=== Data rows ===

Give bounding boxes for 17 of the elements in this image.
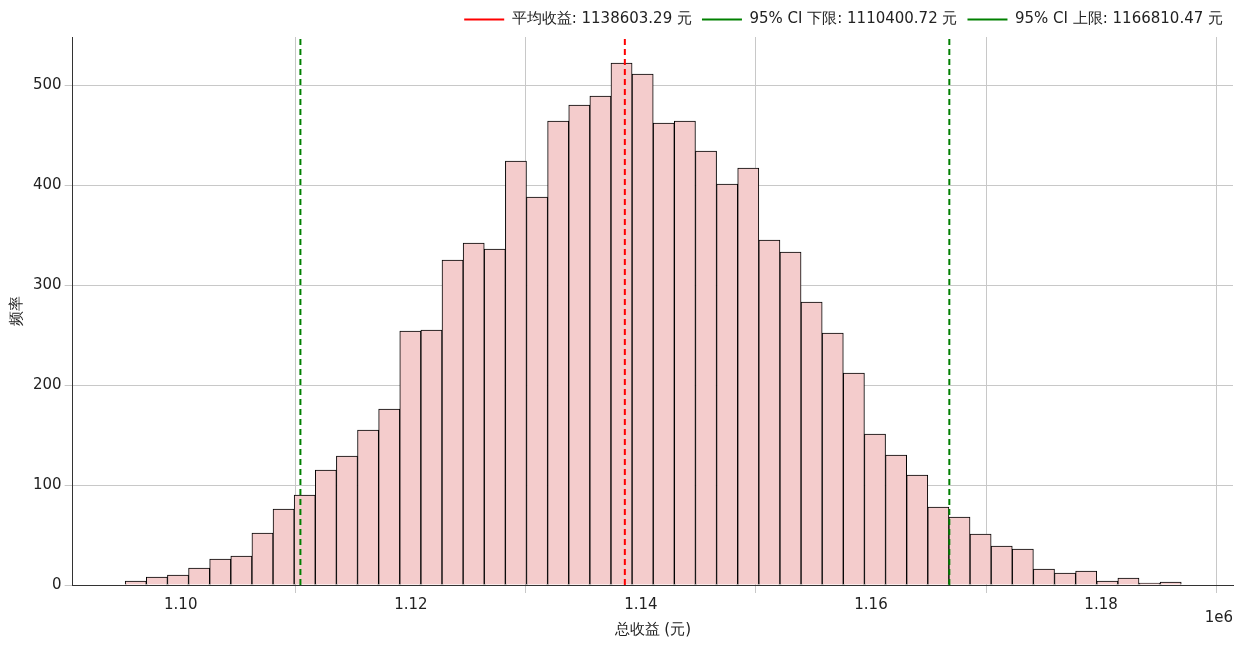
y-tick-label: 500 (32, 74, 62, 93)
legend-label: 平均收益: 1138603.29 元 (511, 9, 692, 28)
x-tick-label: 1.12 (394, 594, 428, 613)
y-tick-label: 100 (32, 474, 62, 493)
legend-label: 95% CI 上限: 1166810.47 元 (1014, 9, 1224, 28)
x-axis-title: 总收益 (元) (613, 619, 692, 638)
x-tick-label: 1.18 (1084, 594, 1118, 613)
y-tick-label: 200 (32, 374, 62, 393)
x-tick-label: 1.10 (164, 594, 198, 613)
y-tick-label: 0 (52, 574, 62, 593)
text: 1e6 (1204, 608, 1233, 627)
y-axis-title: 频率 (6, 296, 25, 326)
legend-label: 95% CI 下限: 1110400.72 元 (749, 9, 958, 28)
x-tick-label: 1.16 (854, 594, 888, 613)
x-tick-label: 1.14 (624, 594, 658, 613)
y-tick-label: 300 (32, 274, 62, 293)
y-tick-label: 400 (32, 174, 62, 193)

===

**Work required:**
Please count how many lines in the entries above contain the string "legend", and reply with the number alone.

**Correct output:**
3